▶ **Records provided**
━━━━━━

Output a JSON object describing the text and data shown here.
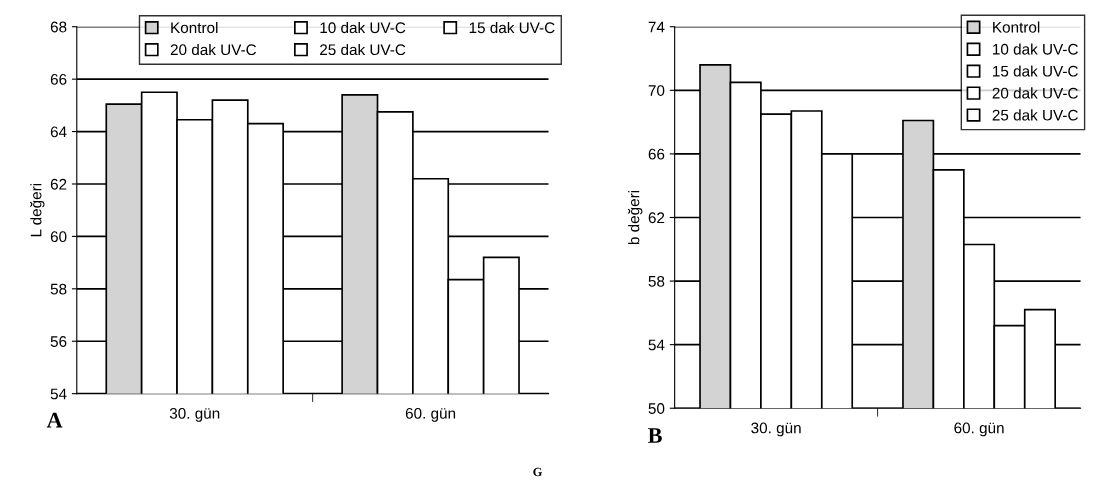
{
  "chart_data": [
    {
      "type": "bar",
      "ylabel": "L değeri",
      "categories": [
        "30. gün",
        "60. gün"
      ],
      "series": [
        {
          "name": "Kontrol",
          "color": "#d3d3d3",
          "values": [
            65.05,
            65.4
          ]
        },
        {
          "name": "10 dak UV-C",
          "color": "#ffffff",
          "values": [
            65.5,
            64.75
          ]
        },
        {
          "name": "15 dak UV-C",
          "color": "#ffffff",
          "values": [
            64.45,
            62.2
          ]
        },
        {
          "name": "20 dak UV-C",
          "color": "#ffffff",
          "values": [
            65.2,
            58.35
          ]
        },
        {
          "name": "25 dak UV-C",
          "color": "#ffffff",
          "values": [
            64.3,
            59.2
          ]
        }
      ],
      "ylim": [
        54,
        68
      ],
      "yticks": [
        54,
        56,
        58,
        60,
        62,
        64,
        66,
        68
      ],
      "grid": "y",
      "legend": "top",
      "annotations": [
        "A"
      ]
    },
    {
      "type": "bar",
      "ylabel": "b değeri",
      "categories": [
        "30. gün",
        "60. gün"
      ],
      "series": [
        {
          "name": "Kontrol",
          "color": "#d3d3d3",
          "values": [
            71.6,
            68.1
          ]
        },
        {
          "name": "10 dak UV-C",
          "color": "#ffffff",
          "values": [
            70.5,
            65.0
          ]
        },
        {
          "name": "15 dak UV-C",
          "color": "#ffffff",
          "values": [
            68.5,
            60.3
          ]
        },
        {
          "name": "20 dak UV-C",
          "color": "#ffffff",
          "values": [
            68.7,
            55.2
          ]
        },
        {
          "name": "25 dak UV-C",
          "color": "#ffffff",
          "values": [
            66.0,
            56.2
          ]
        }
      ],
      "ylim": [
        50,
        74
      ],
      "yticks": [
        50,
        54,
        58,
        62,
        66,
        70,
        74
      ],
      "grid": "y",
      "legend": "top right",
      "annotations": [
        "B",
        "G"
      ]
    }
  ]
}
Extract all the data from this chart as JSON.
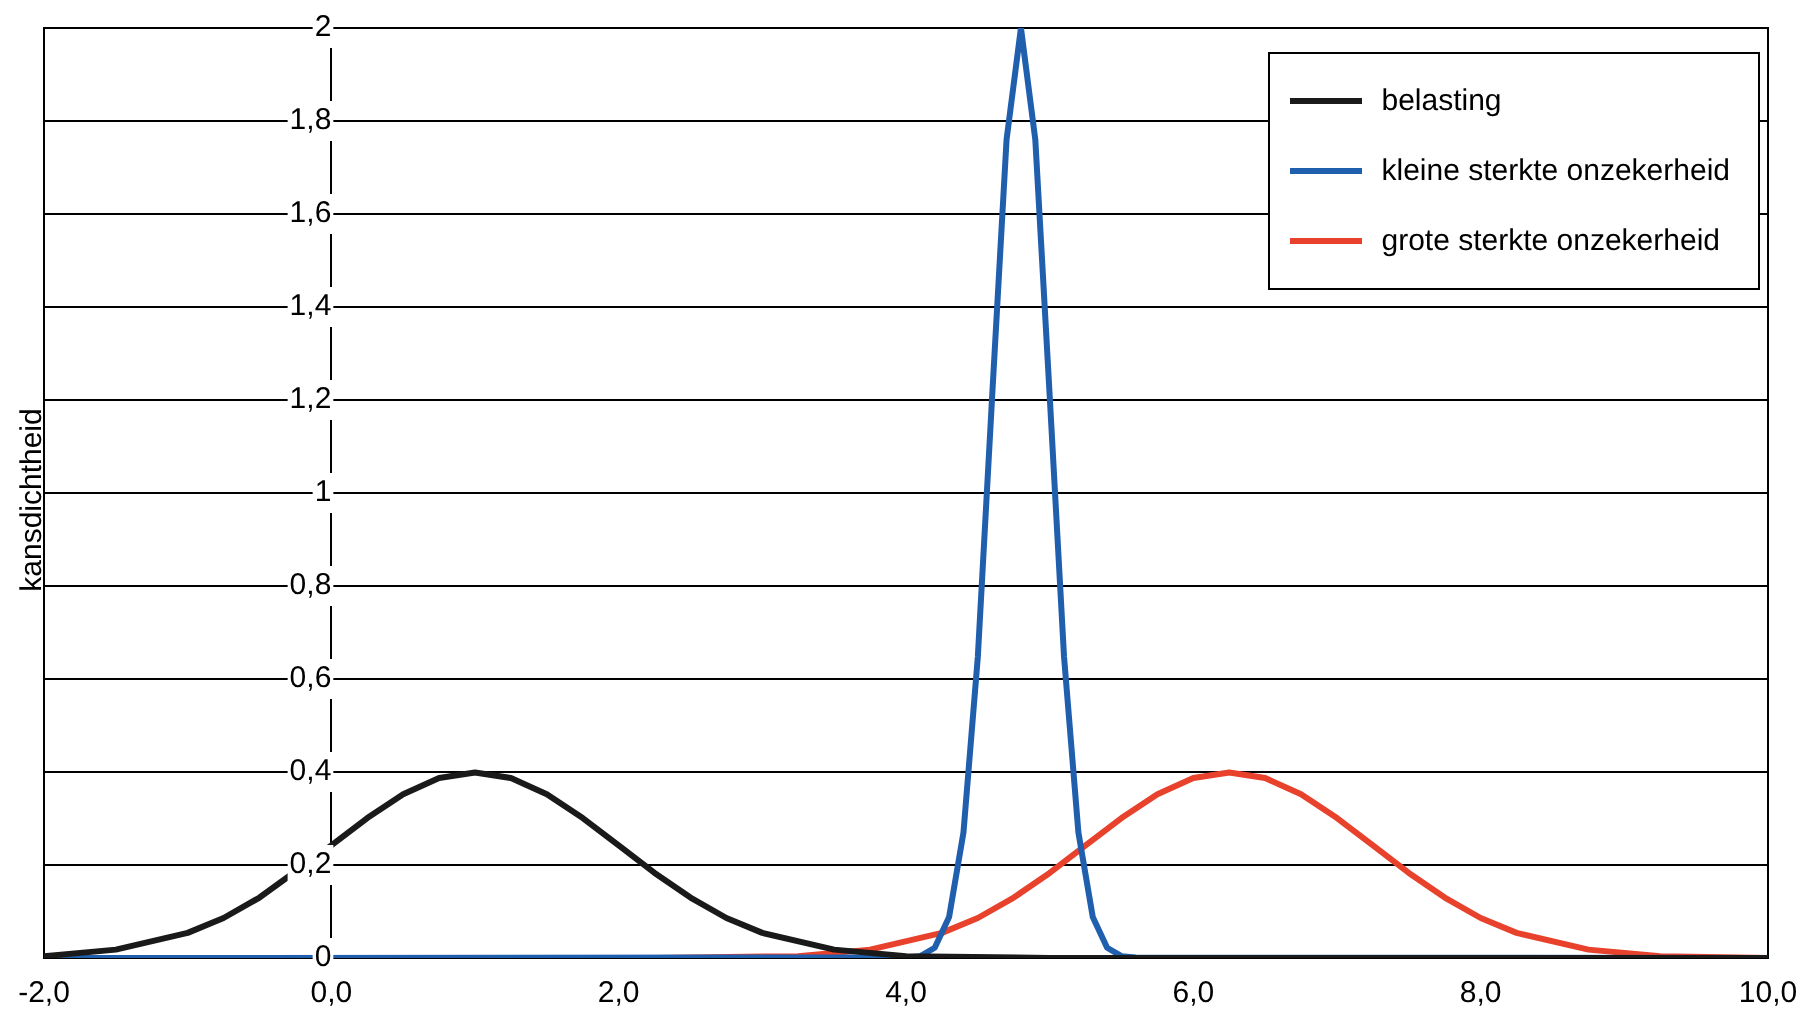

━━━━━━

▶ **Objective**
The listing above must be printed again exactly, minus its pictures.

▶ **Full answer**
Output a JSON object describing the text and data shown here.
{
  "chart_data": [
    {
      "type": "bar",
      "ylabel": "L değeri",
      "categories": [
        "30. gün",
        "60. gün"
      ],
      "series": [
        {
          "name": "Kontrol",
          "color": "#d3d3d3",
          "values": [
            65.05,
            65.4
          ]
        },
        {
          "name": "10 dak UV-C",
          "color": "#ffffff",
          "values": [
            65.5,
            64.75
          ]
        },
        {
          "name": "15 dak UV-C",
          "color": "#ffffff",
          "values": [
            64.45,
            62.2
          ]
        },
        {
          "name": "20 dak UV-C",
          "color": "#ffffff",
          "values": [
            65.2,
            58.35
          ]
        },
        {
          "name": "25 dak UV-C",
          "color": "#ffffff",
          "values": [
            64.3,
            59.2
          ]
        }
      ],
      "ylim": [
        54,
        68
      ],
      "yticks": [
        54,
        56,
        58,
        60,
        62,
        64,
        66,
        68
      ],
      "grid": "y",
      "legend": "top",
      "annotations": [
        "A"
      ]
    },
    {
      "type": "bar",
      "ylabel": "b değeri",
      "categories": [
        "30. gün",
        "60. gün"
      ],
      "series": [
        {
          "name": "Kontrol",
          "color": "#d3d3d3",
          "values": [
            71.6,
            68.1
          ]
        },
        {
          "name": "10 dak UV-C",
          "color": "#ffffff",
          "values": [
            70.5,
            65.0
          ]
        },
        {
          "name": "15 dak UV-C",
          "color": "#ffffff",
          "values": [
            68.5,
            60.3
          ]
        },
        {
          "name": "20 dak UV-C",
          "color": "#ffffff",
          "values": [
            68.7,
            55.2
          ]
        },
        {
          "name": "25 dak UV-C",
          "color": "#ffffff",
          "values": [
            66.0,
            56.2
          ]
        }
      ],
      "ylim": [
        50,
        74
      ],
      "yticks": [
        50,
        54,
        58,
        62,
        66,
        70,
        74
      ],
      "grid": "y",
      "legend": "top right",
      "annotations": [
        "B",
        "G"
      ]
    }
  ]
}
Extract all the data from this chart as JSON.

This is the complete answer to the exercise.